#### What is expected
Write the data out again, character for character, with no images.

*****

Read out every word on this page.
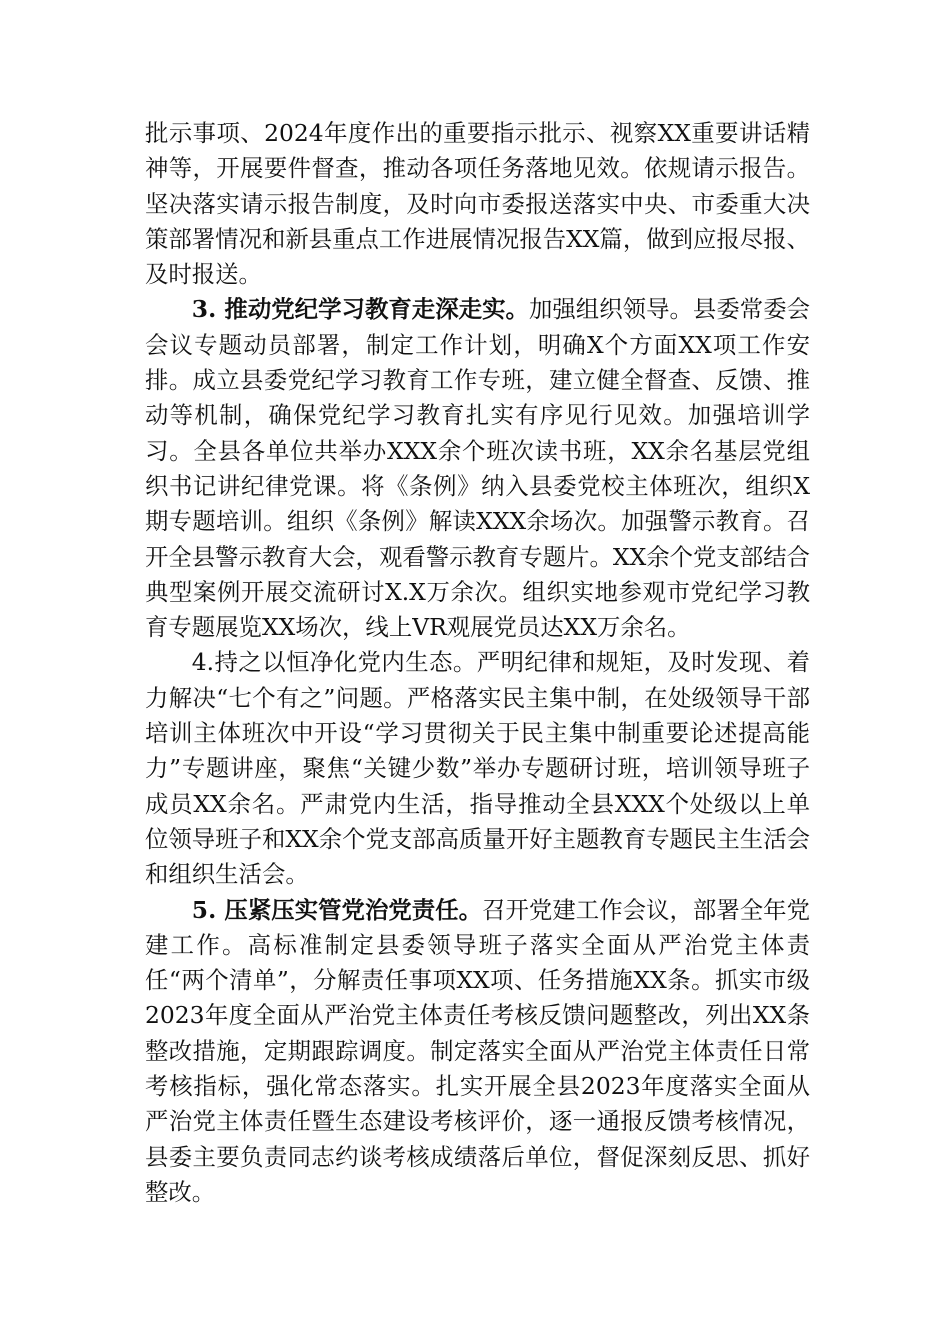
批示事项、2024年度作出的重要指示批示、视察XX重要讲话精神等，开展要件督查，推动各项任务落地见效。依规请示报告。坚决落实请示报告制度，及时向市委报送落实中央、市委重大决策部署情况和新县重点工作进展情况报告XX篇，做到应报尽报、及时报送。

3. 推动党纪学习教育走深走实。加强组织领导。县委常委会会议专题动员部署，制定工作计划，明确X个方面XX项工作安排。成立县委党纪学习教育工作专班，建立健全督查、反馈、推动等机制，确保党纪学习教育扎实有序见行见效。加强培训学习。全县各单位共举办XXX余个班次读书班，XX余名基层党组织书记讲纪律党课。将《条例》纳入县委党校主体班次，组织X期专题培训。组织《条例》解读XXX余场次。加强警示教育。召开全县警示教育大会，观看警示教育专题片。XX余个党支部结合典型案例开展交流研讨X.X万余次。组织实地参观市党纪学习教育专题展览XX场次，线上VR观展党员达XX万余名。

4.持之以恒净化党内生态。严明纪律和规矩，及时发现、着力解决“七个有之”问题。严格落实民主集中制，在处级领导干部培训主体班次中开设“学习贯彻关于民主集中制重要论述提高能力”专题讲座，聚焦“关键少数”举办专题研讨班，培训领导班子成员XX余名。严肃党内生活，指导推动全县XXX个处级以上单位领导班子和XX余个党支部高质量开好主题教育专题民主生活会和组织生活会。

5. 压紧压实管党治党责任。召开党建工作会议，部署全年党建工作。高标准制定县委领导班子落实全面从严治党主体责任“两个清单”，分解责任事项XX项、任务措施XX条。抓实市级2023年度全面从严治党主体责任考核反馈问题整改，列出XX条整改措施，定期跟踪调度。制定落实全面从严治党主体责任日常考核指标，强化常态落实。扎实开展全县2023年度落实全面从严治党主体责任暨生态建设考核评价，逐一通报反馈考核情况，县委主要负责同志约谈考核成绩落后单位，督促深刻反思、抓好整改。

*****

#### Correct output
Read out every word on this page.
批示事项、2024年度作出的重要指示批示、视察XX重要讲话精神等，开展要件督查，推动各项任务落地见效。依规请示报告。坚决落实请示报告制度，及时向市委报送落实中央、市委重大决策部署情况和新县重点工作进展情况报告XX篇，做到应报尽报、及时报送。

3. 推动党纪学习教育走深走实。加强组织领导。县委常委会会议专题动员部署，制定工作计划，明确X个方面XX项工作安排。成立县委党纪学习教育工作专班，建立健全督查、反馈、推动等机制，确保党纪学习教育扎实有序见行见效。加强培训学习。全县各单位共举办XXX余个班次读书班，XX余名基层党组织书记讲纪律党课。将《条例》纳入县委党校主体班次，组织X期专题培训。组织《条例》解读XXX余场次。加强警示教育。召开全县警示教育大会，观看警示教育专题片。XX余个党支部结合典型案例开展交流研讨X.X万余次。组织实地参观市党纪学习教育专题展览XX场次，线上VR观展党员达XX万余名。

4.持之以恒净化党内生态。严明纪律和规矩，及时发现、着力解决“七个有之”问题。严格落实民主集中制，在处级领导干部培训主体班次中开设“学习贯彻关于民主集中制重要论述提高能力”专题讲座，聚焦“关键少数”举办专题研讨班，培训领导班子成员XX余名。严肃党内生活，指导推动全县XXX个处级以上单位领导班子和XX余个党支部高质量开好主题教育专题民主生活会和组织生活会。

5. 压紧压实管党治党责任。召开党建工作会议，部署全年党建工作。高标准制定县委领导班子落实全面从严治党主体责任“两个清单”，分解责任事项XX项、任务措施XX条。抓实市级2023年度全面从严治党主体责任考核反馈问题整改，列出XX条整改措施，定期跟踪调度。制定落实全面从严治党主体责任日常考核指标，强化常态落实。扎实开展全县2023年度落实全面从严治党主体责任暨生态建设考核评价，逐一通报反馈考核情况，县委主要负责同志约谈考核成绩落后单位，督促深刻反思、抓好整改。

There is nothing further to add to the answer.